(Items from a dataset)

— begin —

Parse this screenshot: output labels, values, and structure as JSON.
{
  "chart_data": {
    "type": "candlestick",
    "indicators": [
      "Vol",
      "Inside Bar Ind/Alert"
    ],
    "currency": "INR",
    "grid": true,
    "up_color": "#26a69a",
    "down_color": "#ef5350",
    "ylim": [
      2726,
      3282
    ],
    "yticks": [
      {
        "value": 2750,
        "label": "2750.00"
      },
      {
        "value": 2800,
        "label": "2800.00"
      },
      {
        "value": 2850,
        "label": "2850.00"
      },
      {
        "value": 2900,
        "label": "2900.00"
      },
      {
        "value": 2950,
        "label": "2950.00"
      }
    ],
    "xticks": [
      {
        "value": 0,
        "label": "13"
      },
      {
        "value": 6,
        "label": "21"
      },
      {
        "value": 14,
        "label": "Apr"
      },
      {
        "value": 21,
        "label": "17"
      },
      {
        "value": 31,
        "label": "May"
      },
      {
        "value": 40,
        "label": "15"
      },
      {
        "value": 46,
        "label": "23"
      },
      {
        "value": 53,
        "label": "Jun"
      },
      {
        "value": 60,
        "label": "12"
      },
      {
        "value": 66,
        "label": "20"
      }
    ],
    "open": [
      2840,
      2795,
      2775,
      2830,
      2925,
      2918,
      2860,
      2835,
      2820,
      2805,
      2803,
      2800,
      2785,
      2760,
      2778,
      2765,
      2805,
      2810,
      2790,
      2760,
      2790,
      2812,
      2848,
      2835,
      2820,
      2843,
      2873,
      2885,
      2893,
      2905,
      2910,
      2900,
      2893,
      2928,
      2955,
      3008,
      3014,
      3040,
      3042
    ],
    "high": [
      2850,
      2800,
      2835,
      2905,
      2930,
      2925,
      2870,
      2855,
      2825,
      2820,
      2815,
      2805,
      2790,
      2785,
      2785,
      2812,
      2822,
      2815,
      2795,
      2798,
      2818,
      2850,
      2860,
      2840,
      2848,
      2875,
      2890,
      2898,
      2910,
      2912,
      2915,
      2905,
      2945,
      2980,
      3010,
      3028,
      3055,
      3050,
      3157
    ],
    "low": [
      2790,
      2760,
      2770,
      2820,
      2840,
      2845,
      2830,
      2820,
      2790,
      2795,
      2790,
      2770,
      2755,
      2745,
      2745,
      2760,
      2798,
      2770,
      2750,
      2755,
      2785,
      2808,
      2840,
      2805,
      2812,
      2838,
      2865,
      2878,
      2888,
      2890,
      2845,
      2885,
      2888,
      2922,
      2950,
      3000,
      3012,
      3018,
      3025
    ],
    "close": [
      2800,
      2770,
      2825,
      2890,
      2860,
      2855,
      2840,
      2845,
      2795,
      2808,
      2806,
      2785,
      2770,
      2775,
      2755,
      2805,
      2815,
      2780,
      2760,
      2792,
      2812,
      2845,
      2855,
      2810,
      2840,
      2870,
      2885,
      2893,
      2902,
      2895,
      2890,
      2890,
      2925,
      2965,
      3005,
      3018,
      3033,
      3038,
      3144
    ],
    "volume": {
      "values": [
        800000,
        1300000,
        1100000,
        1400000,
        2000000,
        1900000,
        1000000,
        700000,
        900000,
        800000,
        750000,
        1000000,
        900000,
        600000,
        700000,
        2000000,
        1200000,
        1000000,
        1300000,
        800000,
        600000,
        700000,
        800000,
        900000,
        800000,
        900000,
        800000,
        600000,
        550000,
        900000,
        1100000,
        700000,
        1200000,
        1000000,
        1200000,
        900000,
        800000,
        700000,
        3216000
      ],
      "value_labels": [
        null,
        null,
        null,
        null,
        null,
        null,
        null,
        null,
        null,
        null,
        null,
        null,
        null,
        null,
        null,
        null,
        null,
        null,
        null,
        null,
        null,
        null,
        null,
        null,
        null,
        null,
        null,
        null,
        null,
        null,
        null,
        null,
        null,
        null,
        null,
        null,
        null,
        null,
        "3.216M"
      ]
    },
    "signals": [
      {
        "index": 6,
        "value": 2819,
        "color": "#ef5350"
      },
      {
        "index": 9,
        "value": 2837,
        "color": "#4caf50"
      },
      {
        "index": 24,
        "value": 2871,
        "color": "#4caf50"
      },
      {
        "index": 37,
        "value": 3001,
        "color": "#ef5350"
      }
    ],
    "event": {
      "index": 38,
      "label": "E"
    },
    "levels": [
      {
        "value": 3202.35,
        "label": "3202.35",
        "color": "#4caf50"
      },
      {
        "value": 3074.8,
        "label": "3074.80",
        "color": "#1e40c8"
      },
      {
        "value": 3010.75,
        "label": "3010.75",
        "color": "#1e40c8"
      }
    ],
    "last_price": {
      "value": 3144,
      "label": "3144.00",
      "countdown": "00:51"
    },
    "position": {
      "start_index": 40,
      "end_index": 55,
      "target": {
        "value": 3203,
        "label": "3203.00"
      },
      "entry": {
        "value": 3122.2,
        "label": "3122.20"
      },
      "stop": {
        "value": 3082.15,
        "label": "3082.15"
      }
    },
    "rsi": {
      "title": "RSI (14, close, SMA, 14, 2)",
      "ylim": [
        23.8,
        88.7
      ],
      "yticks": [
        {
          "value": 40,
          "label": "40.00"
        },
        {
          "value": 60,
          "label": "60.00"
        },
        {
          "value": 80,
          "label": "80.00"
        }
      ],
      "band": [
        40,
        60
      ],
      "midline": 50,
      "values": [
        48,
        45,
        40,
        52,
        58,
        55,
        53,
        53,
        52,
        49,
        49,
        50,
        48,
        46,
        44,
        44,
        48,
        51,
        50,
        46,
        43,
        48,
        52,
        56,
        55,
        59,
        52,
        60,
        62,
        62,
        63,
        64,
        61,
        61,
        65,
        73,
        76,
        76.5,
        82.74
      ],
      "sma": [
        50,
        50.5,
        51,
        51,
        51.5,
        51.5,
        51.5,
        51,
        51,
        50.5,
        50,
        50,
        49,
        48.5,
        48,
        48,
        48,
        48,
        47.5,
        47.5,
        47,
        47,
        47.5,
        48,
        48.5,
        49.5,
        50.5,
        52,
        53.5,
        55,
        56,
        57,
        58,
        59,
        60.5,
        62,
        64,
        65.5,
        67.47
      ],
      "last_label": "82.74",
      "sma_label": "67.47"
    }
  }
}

— end —

Copy out the whole listing exactly; please set it all down.

TASK RESULT:
Parse this screenshot: output labels, values, and structure as JSON.
{
  "chart_data": {
    "type": "candlestick",
    "indicators": [
      "Vol",
      "Inside Bar Ind/Alert"
    ],
    "currency": "INR",
    "grid": true,
    "up_color": "#26a69a",
    "down_color": "#ef5350",
    "ylim": [
      2726,
      3282
    ],
    "yticks": [
      {
        "value": 2750,
        "label": "2750.00"
      },
      {
        "value": 2800,
        "label": "2800.00"
      },
      {
        "value": 2850,
        "label": "2850.00"
      },
      {
        "value": 2900,
        "label": "2900.00"
      },
      {
        "value": 2950,
        "label": "2950.00"
      }
    ],
    "xticks": [
      {
        "value": 0,
        "label": "13"
      },
      {
        "value": 6,
        "label": "21"
      },
      {
        "value": 14,
        "label": "Apr"
      },
      {
        "value": 21,
        "label": "17"
      },
      {
        "value": 31,
        "label": "May"
      },
      {
        "value": 40,
        "label": "15"
      },
      {
        "value": 46,
        "label": "23"
      },
      {
        "value": 53,
        "label": "Jun"
      },
      {
        "value": 60,
        "label": "12"
      },
      {
        "value": 66,
        "label": "20"
      }
    ],
    "open": [
      2840,
      2795,
      2775,
      2830,
      2925,
      2918,
      2860,
      2835,
      2820,
      2805,
      2803,
      2800,
      2785,
      2760,
      2778,
      2765,
      2805,
      2810,
      2790,
      2760,
      2790,
      2812,
      2848,
      2835,
      2820,
      2843,
      2873,
      2885,
      2893,
      2905,
      2910,
      2900,
      2893,
      2928,
      2955,
      3008,
      3014,
      3040,
      3042
    ],
    "high": [
      2850,
      2800,
      2835,
      2905,
      2930,
      2925,
      2870,
      2855,
      2825,
      2820,
      2815,
      2805,
      2790,
      2785,
      2785,
      2812,
      2822,
      2815,
      2795,
      2798,
      2818,
      2850,
      2860,
      2840,
      2848,
      2875,
      2890,
      2898,
      2910,
      2912,
      2915,
      2905,
      2945,
      2980,
      3010,
      3028,
      3055,
      3050,
      3157
    ],
    "low": [
      2790,
      2760,
      2770,
      2820,
      2840,
      2845,
      2830,
      2820,
      2790,
      2795,
      2790,
      2770,
      2755,
      2745,
      2745,
      2760,
      2798,
      2770,
      2750,
      2755,
      2785,
      2808,
      2840,
      2805,
      2812,
      2838,
      2865,
      2878,
      2888,
      2890,
      2845,
      2885,
      2888,
      2922,
      2950,
      3000,
      3012,
      3018,
      3025
    ],
    "close": [
      2800,
      2770,
      2825,
      2890,
      2860,
      2855,
      2840,
      2845,
      2795,
      2808,
      2806,
      2785,
      2770,
      2775,
      2755,
      2805,
      2815,
      2780,
      2760,
      2792,
      2812,
      2845,
      2855,
      2810,
      2840,
      2870,
      2885,
      2893,
      2902,
      2895,
      2890,
      2890,
      2925,
      2965,
      3005,
      3018,
      3033,
      3038,
      3144
    ],
    "volume": {
      "values": [
        800000,
        1300000,
        1100000,
        1400000,
        2000000,
        1900000,
        1000000,
        700000,
        900000,
        800000,
        750000,
        1000000,
        900000,
        600000,
        700000,
        2000000,
        1200000,
        1000000,
        1300000,
        800000,
        600000,
        700000,
        800000,
        900000,
        800000,
        900000,
        800000,
        600000,
        550000,
        900000,
        1100000,
        700000,
        1200000,
        1000000,
        1200000,
        900000,
        800000,
        700000,
        3216000
      ],
      "value_labels": [
        null,
        null,
        null,
        null,
        null,
        null,
        null,
        null,
        null,
        null,
        null,
        null,
        null,
        null,
        null,
        null,
        null,
        null,
        null,
        null,
        null,
        null,
        null,
        null,
        null,
        null,
        null,
        null,
        null,
        null,
        null,
        null,
        null,
        null,
        null,
        null,
        null,
        null,
        "3.216M"
      ]
    },
    "signals": [
      {
        "index": 6,
        "value": 2819,
        "color": "#ef5350"
      },
      {
        "index": 9,
        "value": 2837,
        "color": "#4caf50"
      },
      {
        "index": 24,
        "value": 2871,
        "color": "#4caf50"
      },
      {
        "index": 37,
        "value": 3001,
        "color": "#ef5350"
      }
    ],
    "event": {
      "index": 38,
      "label": "E"
    },
    "levels": [
      {
        "value": 3202.35,
        "label": "3202.35",
        "color": "#4caf50"
      },
      {
        "value": 3074.8,
        "label": "3074.80",
        "color": "#1e40c8"
      },
      {
        "value": 3010.75,
        "label": "3010.75",
        "color": "#1e40c8"
      }
    ],
    "last_price": {
      "value": 3144,
      "label": "3144.00",
      "countdown": "00:51"
    },
    "position": {
      "start_index": 40,
      "end_index": 55,
      "target": {
        "value": 3203,
        "label": "3203.00"
      },
      "entry": {
        "value": 3122.2,
        "label": "3122.20"
      },
      "stop": {
        "value": 3082.15,
        "label": "3082.15"
      }
    },
    "rsi": {
      "title": "RSI (14, close, SMA, 14, 2)",
      "ylim": [
        23.8,
        88.7
      ],
      "yticks": [
        {
          "value": 40,
          "label": "40.00"
        },
        {
          "value": 60,
          "label": "60.00"
        },
        {
          "value": 80,
          "label": "80.00"
        }
      ],
      "band": [
        40,
        60
      ],
      "midline": 50,
      "values": [
        48,
        45,
        40,
        52,
        58,
        55,
        53,
        53,
        52,
        49,
        49,
        50,
        48,
        46,
        44,
        44,
        48,
        51,
        50,
        46,
        43,
        48,
        52,
        56,
        55,
        59,
        52,
        60,
        62,
        62,
        63,
        64,
        61,
        61,
        65,
        73,
        76,
        76.5,
        82.74
      ],
      "sma": [
        50,
        50.5,
        51,
        51,
        51.5,
        51.5,
        51.5,
        51,
        51,
        50.5,
        50,
        50,
        49,
        48.5,
        48,
        48,
        48,
        48,
        47.5,
        47.5,
        47,
        47,
        47.5,
        48,
        48.5,
        49.5,
        50.5,
        52,
        53.5,
        55,
        56,
        57,
        58,
        59,
        60.5,
        62,
        64,
        65.5,
        67.47
      ],
      "last_label": "82.74",
      "sma_label": "67.47"
    }
  }
}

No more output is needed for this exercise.